Collected data entries:
----

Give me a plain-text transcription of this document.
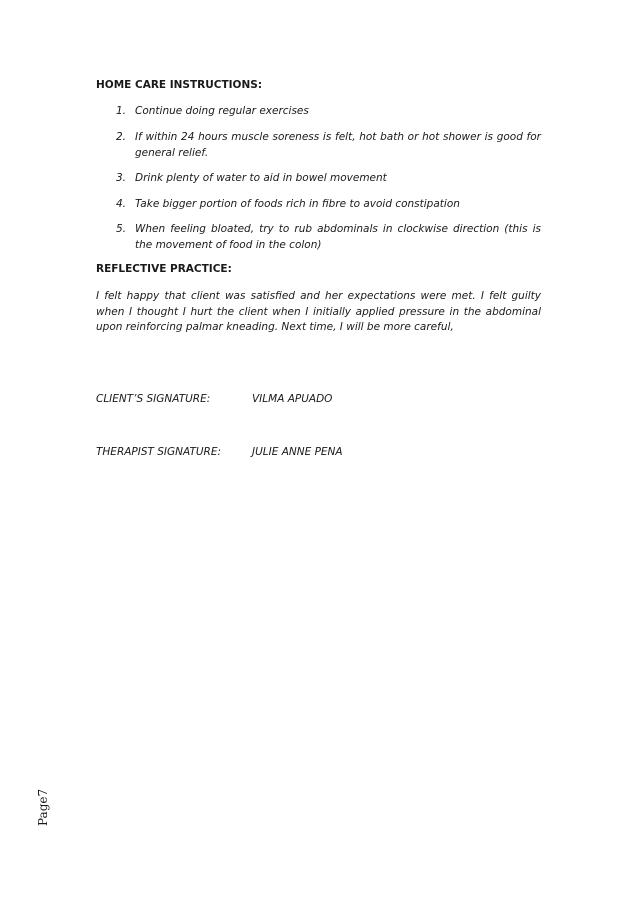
HOME CARE INSTRUCTIONS:
1. Continue doing regular exercises
2. If within 24 hours muscle soreness is felt, hot bath or hot shower is good for general relief.
3. Drink plenty of water to aid in bowel movement
4. Take bigger portion of foods rich in fibre to avoid constipation
5. When feeling bloated, try to rub abdominals in clockwise direction (this is the movement of food in the colon)
REFLECTIVE PRACTICE:

I felt happy that client was satisfied and her expectations were met. I felt guilty when I thought I hurt the client when I initially applied pressure in the abdominal upon reinforcing palmar kneading. Next time, I will be more careful,

CLIENT’S SIGNATURE:	VILMA APUADO
THERAPIST SIGNATURE:	JULIE ANNE PENA
Page7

----

What the task requires:
Report how many lines in these entries contain "SIGNATURE". Answer with the number only.

Response:
2